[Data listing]
==============================

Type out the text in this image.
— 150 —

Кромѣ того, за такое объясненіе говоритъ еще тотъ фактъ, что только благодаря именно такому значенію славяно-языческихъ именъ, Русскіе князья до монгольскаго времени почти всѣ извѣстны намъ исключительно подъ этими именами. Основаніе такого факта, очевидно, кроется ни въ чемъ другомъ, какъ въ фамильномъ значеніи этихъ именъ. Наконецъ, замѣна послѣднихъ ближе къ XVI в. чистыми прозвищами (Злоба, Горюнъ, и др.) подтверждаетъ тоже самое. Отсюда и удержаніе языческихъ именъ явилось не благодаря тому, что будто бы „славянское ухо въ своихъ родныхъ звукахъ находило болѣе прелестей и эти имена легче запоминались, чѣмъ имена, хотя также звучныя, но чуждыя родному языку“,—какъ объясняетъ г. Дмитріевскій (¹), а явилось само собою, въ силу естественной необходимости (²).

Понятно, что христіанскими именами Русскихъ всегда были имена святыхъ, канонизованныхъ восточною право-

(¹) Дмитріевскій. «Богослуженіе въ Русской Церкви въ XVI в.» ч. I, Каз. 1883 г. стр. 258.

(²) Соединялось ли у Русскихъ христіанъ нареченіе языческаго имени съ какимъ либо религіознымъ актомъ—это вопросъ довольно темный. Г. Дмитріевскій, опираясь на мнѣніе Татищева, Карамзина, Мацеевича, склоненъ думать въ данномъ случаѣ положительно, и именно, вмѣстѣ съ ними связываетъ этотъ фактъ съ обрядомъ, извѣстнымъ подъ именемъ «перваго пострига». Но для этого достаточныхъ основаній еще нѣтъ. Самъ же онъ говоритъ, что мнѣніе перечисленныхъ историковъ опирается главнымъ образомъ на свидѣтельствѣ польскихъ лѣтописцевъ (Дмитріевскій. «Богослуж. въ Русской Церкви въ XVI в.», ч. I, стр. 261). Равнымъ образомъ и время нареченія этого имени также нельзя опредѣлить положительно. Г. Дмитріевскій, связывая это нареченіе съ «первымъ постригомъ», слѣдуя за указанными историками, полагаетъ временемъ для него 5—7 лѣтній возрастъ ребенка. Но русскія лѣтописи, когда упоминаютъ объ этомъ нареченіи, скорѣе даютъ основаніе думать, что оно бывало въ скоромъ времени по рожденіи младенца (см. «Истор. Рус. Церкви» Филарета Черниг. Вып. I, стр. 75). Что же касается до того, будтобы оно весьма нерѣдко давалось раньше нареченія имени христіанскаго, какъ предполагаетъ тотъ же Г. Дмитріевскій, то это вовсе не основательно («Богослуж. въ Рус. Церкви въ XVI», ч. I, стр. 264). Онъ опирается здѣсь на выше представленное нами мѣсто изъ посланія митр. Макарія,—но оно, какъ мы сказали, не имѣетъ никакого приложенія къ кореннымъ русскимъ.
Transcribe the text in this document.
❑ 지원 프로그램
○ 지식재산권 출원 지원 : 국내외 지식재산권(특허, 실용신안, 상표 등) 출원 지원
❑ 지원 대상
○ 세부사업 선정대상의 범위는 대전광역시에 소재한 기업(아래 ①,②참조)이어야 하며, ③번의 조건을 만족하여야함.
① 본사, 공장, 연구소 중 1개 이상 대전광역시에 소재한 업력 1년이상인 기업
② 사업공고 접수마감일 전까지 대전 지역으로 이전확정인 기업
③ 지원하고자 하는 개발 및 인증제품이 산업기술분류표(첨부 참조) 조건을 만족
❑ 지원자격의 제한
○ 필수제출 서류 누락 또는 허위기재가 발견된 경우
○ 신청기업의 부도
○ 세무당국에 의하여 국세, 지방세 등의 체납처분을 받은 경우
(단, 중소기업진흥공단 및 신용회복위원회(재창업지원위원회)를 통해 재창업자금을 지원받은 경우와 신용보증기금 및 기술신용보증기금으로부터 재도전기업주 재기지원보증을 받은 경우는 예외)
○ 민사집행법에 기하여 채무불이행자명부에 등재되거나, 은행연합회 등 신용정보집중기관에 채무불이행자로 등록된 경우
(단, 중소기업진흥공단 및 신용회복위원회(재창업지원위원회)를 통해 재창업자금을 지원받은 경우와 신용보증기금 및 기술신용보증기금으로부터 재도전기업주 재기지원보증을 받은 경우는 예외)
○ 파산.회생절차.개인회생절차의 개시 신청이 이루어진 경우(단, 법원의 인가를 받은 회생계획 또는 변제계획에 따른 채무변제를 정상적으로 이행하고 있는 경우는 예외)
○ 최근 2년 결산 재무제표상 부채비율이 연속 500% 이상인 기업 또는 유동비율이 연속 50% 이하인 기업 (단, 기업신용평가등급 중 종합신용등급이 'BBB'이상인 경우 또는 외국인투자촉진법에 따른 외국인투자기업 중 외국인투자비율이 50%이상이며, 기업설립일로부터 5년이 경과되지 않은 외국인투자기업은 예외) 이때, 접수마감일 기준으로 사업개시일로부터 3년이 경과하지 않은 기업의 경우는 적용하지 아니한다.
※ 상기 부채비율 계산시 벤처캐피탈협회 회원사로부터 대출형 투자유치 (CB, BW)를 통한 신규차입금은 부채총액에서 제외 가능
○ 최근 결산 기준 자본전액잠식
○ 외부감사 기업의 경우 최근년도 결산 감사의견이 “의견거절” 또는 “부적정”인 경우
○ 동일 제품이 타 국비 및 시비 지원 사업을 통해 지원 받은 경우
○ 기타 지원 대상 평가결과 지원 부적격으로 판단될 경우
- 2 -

==============================

### What is required
Retype each record exactly, leaving nothing out.

### Response to the exercise
Type out the text in this image.
— 150 —

Кромѣ того, за такое объясненіе говоритъ еще тотъ фактъ, что только благодаря именно такому значенію славяно-языческихъ именъ, Русскіе князья до монгольскаго времени почти всѣ извѣстны намъ исключительно подъ этими именами. Основаніе такого факта, очевидно, кроется ни въ чемъ другомъ, какъ въ фамильномъ значеніи этихъ именъ. Наконецъ, замѣна послѣднихъ ближе къ XVI в. чистыми прозвищами (Злоба, Горюнъ, и др.) подтверждаетъ тоже самое. Отсюда и удержаніе языческихъ именъ явилось не благодаря тому, что будто бы „славянское ухо въ своихъ родныхъ звукахъ находило болѣе прелестей и эти имена легче запоминались, чѣмъ имена, хотя также звучныя, но чуждыя родному языку“,—какъ объясняетъ г. Дмитріевскій (¹), а явилось само собою, въ силу естественной необходимости (²).

Понятно, что христіанскими именами Русскихъ всегда были имена святыхъ, канонизованныхъ восточною право-

(¹) Дмитріевскій. «Богослуженіе въ Русской Церкви въ XVI в.» ч. I, Каз. 1883 г. стр. 258.

(²) Соединялось ли у Русскихъ христіанъ нареченіе языческаго имени съ какимъ либо религіознымъ актомъ—это вопросъ довольно темный. Г. Дмитріевскій, опираясь на мнѣніе Татищева, Карамзина, Мацеевича, склоненъ думать въ данномъ случаѣ положительно, и именно, вмѣстѣ съ ними связываетъ этотъ фактъ съ обрядомъ, извѣстнымъ подъ именемъ «перваго пострига». Но для этого достаточныхъ основаній еще нѣтъ. Самъ же онъ говоритъ, что мнѣніе перечисленныхъ историковъ опирается главнымъ образомъ на свидѣтельствѣ польскихъ лѣтописцевъ (Дмитріевскій. «Богослуж. въ Русской Церкви въ XVI в.», ч. I, стр. 261). Равнымъ образомъ и время нареченія этого имени также нельзя опредѣлить положительно. Г. Дмитріевскій, связывая это нареченіе съ «первымъ постригомъ», слѣдуя за указанными историками, полагаетъ временемъ для него 5—7 лѣтній возрастъ ребенка. Но русскія лѣтописи, когда упоминаютъ объ этомъ нареченіи, скорѣе даютъ основаніе думать, что оно бывало въ скоромъ времени по рожденіи младенца (см. «Истор. Рус. Церкви» Филарета Черниг. Вып. I, стр. 75). Что же касается до того, будтобы оно весьма нерѣдко давалось раньше нареченія имени христіанскаго, какъ предполагаетъ тотъ же Г. Дмитріевскій, то это вовсе не основательно («Богослуж. въ Рус. Церкви въ XVI», ч. I, стр. 264). Онъ опирается здѣсь на выше представленное нами мѣсто изъ посланія митр. Макарія,—но оно, какъ мы сказали, не имѣетъ никакого приложенія къ кореннымъ русскимъ.
Transcribe the text in this document.
❑ 지원 프로그램
○ 지식재산권 출원 지원 : 국내외 지식재산권(특허, 실용신안, 상표 등) 출원 지원
❑ 지원 대상
○ 세부사업 선정대상의 범위는 대전광역시에 소재한 기업(아래 ①,②참조)이어야 하며, ③번의 조건을 만족하여야함.
① 본사, 공장, 연구소 중 1개 이상 대전광역시에 소재한 업력 1년이상인 기업
② 사업공고 접수마감일 전까지 대전 지역으로 이전확정인 기업
③ 지원하고자 하는 개발 및 인증제품이 산업기술분류표(첨부 참조) 조건을 만족
❑ 지원자격의 제한
○ 필수제출 서류 누락 또는 허위기재가 발견된 경우
○ 신청기업의 부도
○ 세무당국에 의하여 국세, 지방세 등의 체납처분을 받은 경우
(단, 중소기업진흥공단 및 신용회복위원회(재창업지원위원회)를 통해 재창업자금을 지원받은 경우와 신용보증기금 및 기술신용보증기금으로부터 재도전기업주 재기지원보증을 받은 경우는 예외)
○ 민사집행법에 기하여 채무불이행자명부에 등재되거나, 은행연합회 등 신용정보집중기관에 채무불이행자로 등록된 경우
(단, 중소기업진흥공단 및 신용회복위원회(재창업지원위원회)를 통해 재창업자금을 지원받은 경우와 신용보증기금 및 기술신용보증기금으로부터 재도전기업주 재기지원보증을 받은 경우는 예외)
○ 파산.회생절차.개인회생절차의 개시 신청이 이루어진 경우(단, 법원의 인가를 받은 회생계획 또는 변제계획에 따른 채무변제를 정상적으로 이행하고 있는 경우는 예외)
○ 최근 2년 결산 재무제표상 부채비율이 연속 500% 이상인 기업 또는 유동비율이 연속 50% 이하인 기업 (단, 기업신용평가등급 중 종합신용등급이 'BBB'이상인 경우 또는 외국인투자촉진법에 따른 외국인투자기업 중 외국인투자비율이 50%이상이며, 기업설립일로부터 5년이 경과되지 않은 외국인투자기업은 예외) 이때, 접수마감일 기준으로 사업개시일로부터 3년이 경과하지 않은 기업의 경우는 적용하지 아니한다.
※ 상기 부채비율 계산시 벤처캐피탈협회 회원사로부터 대출형 투자유치 (CB, BW)를 통한 신규차입금은 부채총액에서 제외 가능
○ 최근 결산 기준 자본전액잠식
○ 외부감사 기업의 경우 최근년도 결산 감사의견이 “의견거절” 또는 “부적정”인 경우
○ 동일 제품이 타 국비 및 시비 지원 사업을 통해 지원 받은 경우
○ 기타 지원 대상 평가결과 지원 부적격으로 판단될 경우
- 2 -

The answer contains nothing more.